* START EXCERPTED DATA *

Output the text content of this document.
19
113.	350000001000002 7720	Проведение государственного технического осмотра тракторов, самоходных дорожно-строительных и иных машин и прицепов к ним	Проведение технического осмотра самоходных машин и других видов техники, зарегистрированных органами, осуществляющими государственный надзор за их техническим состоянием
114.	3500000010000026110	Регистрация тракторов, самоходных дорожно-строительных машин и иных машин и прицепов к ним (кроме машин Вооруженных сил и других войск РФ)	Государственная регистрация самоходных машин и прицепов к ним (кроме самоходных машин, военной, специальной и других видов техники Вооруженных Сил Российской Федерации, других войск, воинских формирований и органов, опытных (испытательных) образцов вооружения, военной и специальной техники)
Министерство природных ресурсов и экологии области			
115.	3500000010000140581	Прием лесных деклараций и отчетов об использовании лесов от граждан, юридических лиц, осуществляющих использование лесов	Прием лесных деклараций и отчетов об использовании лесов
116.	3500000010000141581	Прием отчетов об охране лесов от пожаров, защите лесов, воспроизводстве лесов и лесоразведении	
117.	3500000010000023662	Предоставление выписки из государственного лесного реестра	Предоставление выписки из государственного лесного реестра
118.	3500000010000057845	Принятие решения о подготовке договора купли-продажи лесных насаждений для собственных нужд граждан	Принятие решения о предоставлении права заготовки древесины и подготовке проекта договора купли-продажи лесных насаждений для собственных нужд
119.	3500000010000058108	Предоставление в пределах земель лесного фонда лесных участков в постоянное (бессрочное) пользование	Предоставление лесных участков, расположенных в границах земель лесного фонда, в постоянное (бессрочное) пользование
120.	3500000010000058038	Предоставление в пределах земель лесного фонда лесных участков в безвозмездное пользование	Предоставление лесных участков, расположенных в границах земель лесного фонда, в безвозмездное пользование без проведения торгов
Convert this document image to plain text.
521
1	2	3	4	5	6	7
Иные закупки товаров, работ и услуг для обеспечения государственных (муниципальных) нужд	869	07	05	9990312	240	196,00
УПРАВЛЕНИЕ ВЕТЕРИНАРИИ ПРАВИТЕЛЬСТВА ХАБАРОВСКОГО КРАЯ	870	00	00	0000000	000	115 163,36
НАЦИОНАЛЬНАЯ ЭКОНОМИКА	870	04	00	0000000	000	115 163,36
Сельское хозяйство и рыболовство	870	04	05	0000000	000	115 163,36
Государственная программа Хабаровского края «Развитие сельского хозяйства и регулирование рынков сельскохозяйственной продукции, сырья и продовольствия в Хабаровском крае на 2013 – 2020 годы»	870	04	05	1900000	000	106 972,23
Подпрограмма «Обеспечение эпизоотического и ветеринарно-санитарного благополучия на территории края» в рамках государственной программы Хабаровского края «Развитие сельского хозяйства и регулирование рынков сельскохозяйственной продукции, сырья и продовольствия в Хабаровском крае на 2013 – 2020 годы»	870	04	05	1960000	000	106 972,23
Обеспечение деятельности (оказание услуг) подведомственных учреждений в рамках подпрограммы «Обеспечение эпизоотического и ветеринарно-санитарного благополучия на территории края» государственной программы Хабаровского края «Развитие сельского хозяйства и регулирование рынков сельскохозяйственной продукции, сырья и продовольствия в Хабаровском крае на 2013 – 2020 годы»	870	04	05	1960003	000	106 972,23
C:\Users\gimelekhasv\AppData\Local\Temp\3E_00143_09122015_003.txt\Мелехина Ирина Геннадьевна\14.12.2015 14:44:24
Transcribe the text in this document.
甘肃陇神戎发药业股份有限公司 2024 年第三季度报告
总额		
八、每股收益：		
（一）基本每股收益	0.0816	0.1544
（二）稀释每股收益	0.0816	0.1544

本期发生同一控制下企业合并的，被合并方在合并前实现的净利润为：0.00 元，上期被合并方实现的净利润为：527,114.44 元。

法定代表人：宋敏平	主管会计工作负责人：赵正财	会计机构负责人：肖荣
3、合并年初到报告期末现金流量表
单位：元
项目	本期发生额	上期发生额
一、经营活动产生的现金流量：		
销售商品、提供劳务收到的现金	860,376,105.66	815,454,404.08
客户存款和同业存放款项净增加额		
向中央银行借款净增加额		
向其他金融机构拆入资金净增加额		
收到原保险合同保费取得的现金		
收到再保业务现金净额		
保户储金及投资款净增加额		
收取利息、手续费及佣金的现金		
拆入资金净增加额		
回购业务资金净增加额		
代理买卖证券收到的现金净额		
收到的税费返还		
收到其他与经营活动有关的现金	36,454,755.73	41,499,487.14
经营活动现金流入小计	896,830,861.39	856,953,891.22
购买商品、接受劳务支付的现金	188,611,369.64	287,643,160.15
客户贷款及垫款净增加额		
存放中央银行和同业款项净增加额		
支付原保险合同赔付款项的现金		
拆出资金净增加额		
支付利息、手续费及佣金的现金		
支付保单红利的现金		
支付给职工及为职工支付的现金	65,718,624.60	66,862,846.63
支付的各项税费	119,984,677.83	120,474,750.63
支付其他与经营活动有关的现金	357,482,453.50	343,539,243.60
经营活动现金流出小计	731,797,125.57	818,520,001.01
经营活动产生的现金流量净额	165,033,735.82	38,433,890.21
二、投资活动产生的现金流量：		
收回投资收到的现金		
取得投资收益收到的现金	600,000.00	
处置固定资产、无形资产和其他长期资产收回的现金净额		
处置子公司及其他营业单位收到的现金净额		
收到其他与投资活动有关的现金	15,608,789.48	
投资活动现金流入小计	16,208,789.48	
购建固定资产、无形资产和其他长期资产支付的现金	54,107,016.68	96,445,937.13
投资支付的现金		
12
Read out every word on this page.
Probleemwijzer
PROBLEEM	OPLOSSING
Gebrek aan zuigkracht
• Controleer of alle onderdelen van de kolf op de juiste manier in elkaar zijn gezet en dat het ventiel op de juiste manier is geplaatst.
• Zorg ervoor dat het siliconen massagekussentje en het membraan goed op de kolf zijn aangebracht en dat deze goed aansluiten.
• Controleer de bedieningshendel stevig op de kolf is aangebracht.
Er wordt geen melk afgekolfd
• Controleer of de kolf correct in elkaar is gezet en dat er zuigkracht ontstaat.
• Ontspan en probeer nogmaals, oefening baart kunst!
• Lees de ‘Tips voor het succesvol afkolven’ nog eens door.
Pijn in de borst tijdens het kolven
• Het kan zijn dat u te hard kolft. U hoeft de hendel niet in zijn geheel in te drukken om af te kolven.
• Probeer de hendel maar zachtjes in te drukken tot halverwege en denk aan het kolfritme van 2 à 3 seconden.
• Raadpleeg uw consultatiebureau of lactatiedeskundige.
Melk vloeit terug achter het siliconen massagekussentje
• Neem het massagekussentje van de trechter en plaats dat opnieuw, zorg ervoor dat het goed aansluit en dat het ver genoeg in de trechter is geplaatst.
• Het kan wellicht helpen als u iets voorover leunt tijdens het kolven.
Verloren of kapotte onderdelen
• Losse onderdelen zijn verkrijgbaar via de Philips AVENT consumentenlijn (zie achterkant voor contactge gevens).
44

* END EXCERPTED DATA *

- [TASK INSTRUCTIONS]
Give the data again, exactly as it stands.

- [COMPLETE RESPONSE]
Output the text content of this document.
19
113.	350000001000002 7720	Проведение государственного технического осмотра тракторов, самоходных дорожно-строительных и иных машин и прицепов к ним	Проведение технического осмотра самоходных машин и других видов техники, зарегистрированных органами, осуществляющими государственный надзор за их техническим состоянием
114.	3500000010000026110	Регистрация тракторов, самоходных дорожно-строительных машин и иных машин и прицепов к ним (кроме машин Вооруженных сил и других войск РФ)	Государственная регистрация самоходных машин и прицепов к ним (кроме самоходных машин, военной, специальной и других видов техники Вооруженных Сил Российской Федерации, других войск, воинских формирований и органов, опытных (испытательных) образцов вооружения, военной и специальной техники)
Министерство природных ресурсов и экологии области			
115.	3500000010000140581	Прием лесных деклараций и отчетов об использовании лесов от граждан, юридических лиц, осуществляющих использование лесов	Прием лесных деклараций и отчетов об использовании лесов
116.	3500000010000141581	Прием отчетов об охране лесов от пожаров, защите лесов, воспроизводстве лесов и лесоразведении	
117.	3500000010000023662	Предоставление выписки из государственного лесного реестра	Предоставление выписки из государственного лесного реестра
118.	3500000010000057845	Принятие решения о подготовке договора купли-продажи лесных насаждений для собственных нужд граждан	Принятие решения о предоставлении права заготовки древесины и подготовке проекта договора купли-продажи лесных насаждений для собственных нужд
119.	3500000010000058108	Предоставление в пределах земель лесного фонда лесных участков в постоянное (бессрочное) пользование	Предоставление лесных участков, расположенных в границах земель лесного фонда, в постоянное (бессрочное) пользование
120.	3500000010000058038	Предоставление в пределах земель лесного фонда лесных участков в безвозмездное пользование	Предоставление лесных участков, расположенных в границах земель лесного фонда, в безвозмездное пользование без проведения торгов
Convert this document image to plain text.
521
1	2	3	4	5	6	7
Иные закупки товаров, работ и услуг для обеспечения государственных (муниципальных) нужд	869	07	05	9990312	240	196,00
УПРАВЛЕНИЕ ВЕТЕРИНАРИИ ПРАВИТЕЛЬСТВА ХАБАРОВСКОГО КРАЯ	870	00	00	0000000	000	115 163,36
НАЦИОНАЛЬНАЯ ЭКОНОМИКА	870	04	00	0000000	000	115 163,36
Сельское хозяйство и рыболовство	870	04	05	0000000	000	115 163,36
Государственная программа Хабаровского края «Развитие сельского хозяйства и регулирование рынков сельскохозяйственной продукции, сырья и продовольствия в Хабаровском крае на 2013 – 2020 годы»	870	04	05	1900000	000	106 972,23
Подпрограмма «Обеспечение эпизоотического и ветеринарно-санитарного благополучия на территории края» в рамках государственной программы Хабаровского края «Развитие сельского хозяйства и регулирование рынков сельскохозяйственной продукции, сырья и продовольствия в Хабаровском крае на 2013 – 2020 годы»	870	04	05	1960000	000	106 972,23
Обеспечение деятельности (оказание услуг) подведомственных учреждений в рамках подпрограммы «Обеспечение эпизоотического и ветеринарно-санитарного благополучия на территории края» государственной программы Хабаровского края «Развитие сельского хозяйства и регулирование рынков сельскохозяйственной продукции, сырья и продовольствия в Хабаровском крае на 2013 – 2020 годы»	870	04	05	1960003	000	106 972,23
C:\Users\gimelekhasv\AppData\Local\Temp\3E_00143_09122015_003.txt\Мелехина Ирина Геннадьевна\14.12.2015 14:44:24
Transcribe the text in this document.
甘肃陇神戎发药业股份有限公司 2024 年第三季度报告
总额		
八、每股收益：		
（一）基本每股收益	0.0816	0.1544
（二）稀释每股收益	0.0816	0.1544

本期发生同一控制下企业合并的，被合并方在合并前实现的净利润为：0.00 元，上期被合并方实现的净利润为：527,114.44 元。

法定代表人：宋敏平	主管会计工作负责人：赵正财	会计机构负责人：肖荣
3、合并年初到报告期末现金流量表
单位：元
项目	本期发生额	上期发生额
一、经营活动产生的现金流量：		
销售商品、提供劳务收到的现金	860,376,105.66	815,454,404.08
客户存款和同业存放款项净增加额		
向中央银行借款净增加额		
向其他金融机构拆入资金净增加额		
收到原保险合同保费取得的现金		
收到再保业务现金净额		
保户储金及投资款净增加额		
收取利息、手续费及佣金的现金		
拆入资金净增加额		
回购业务资金净增加额		
代理买卖证券收到的现金净额		
收到的税费返还		
收到其他与经营活动有关的现金	36,454,755.73	41,499,487.14
经营活动现金流入小计	896,830,861.39	856,953,891.22
购买商品、接受劳务支付的现金	188,611,369.64	287,643,160.15
客户贷款及垫款净增加额		
存放中央银行和同业款项净增加额		
支付原保险合同赔付款项的现金		
拆出资金净增加额		
支付利息、手续费及佣金的现金		
支付保单红利的现金		
支付给职工及为职工支付的现金	65,718,624.60	66,862,846.63
支付的各项税费	119,984,677.83	120,474,750.63
支付其他与经营活动有关的现金	357,482,453.50	343,539,243.60
经营活动现金流出小计	731,797,125.57	818,520,001.01
经营活动产生的现金流量净额	165,033,735.82	38,433,890.21
二、投资活动产生的现金流量：		
收回投资收到的现金		
取得投资收益收到的现金	600,000.00	
处置固定资产、无形资产和其他长期资产收回的现金净额		
处置子公司及其他营业单位收到的现金净额		
收到其他与投资活动有关的现金	15,608,789.48	
投资活动现金流入小计	16,208,789.48	
购建固定资产、无形资产和其他长期资产支付的现金	54,107,016.68	96,445,937.13
投资支付的现金		
12
Read out every word on this page.
Probleemwijzer
PROBLEEM	OPLOSSING
Gebrek aan zuigkracht
• Controleer of alle onderdelen van de kolf op de juiste manier in elkaar zijn gezet en dat het ventiel op de juiste manier is geplaatst.
• Zorg ervoor dat het siliconen massagekussentje en het membraan goed op de kolf zijn aangebracht en dat deze goed aansluiten.
• Controleer de bedieningshendel stevig op de kolf is aangebracht.
Er wordt geen melk afgekolfd
• Controleer of de kolf correct in elkaar is gezet en dat er zuigkracht ontstaat.
• Ontspan en probeer nogmaals, oefening baart kunst!
• Lees de ‘Tips voor het succesvol afkolven’ nog eens door.
Pijn in de borst tijdens het kolven
• Het kan zijn dat u te hard kolft. U hoeft de hendel niet in zijn geheel in te drukken om af te kolven.
• Probeer de hendel maar zachtjes in te drukken tot halverwege en denk aan het kolfritme van 2 à 3 seconden.
• Raadpleeg uw consultatiebureau of lactatiedeskundige.
Melk vloeit terug achter het siliconen massagekussentje
• Neem het massagekussentje van de trechter en plaats dat opnieuw, zorg ervoor dat het goed aansluit en dat het ver genoeg in de trechter is geplaatst.
• Het kan wellicht helpen als u iets voorover leunt tijdens het kolven.
Verloren of kapotte onderdelen
• Losse onderdelen zijn verkrijgbaar via de Philips AVENT consumentenlijn (zie achterkant voor contactge gevens).
44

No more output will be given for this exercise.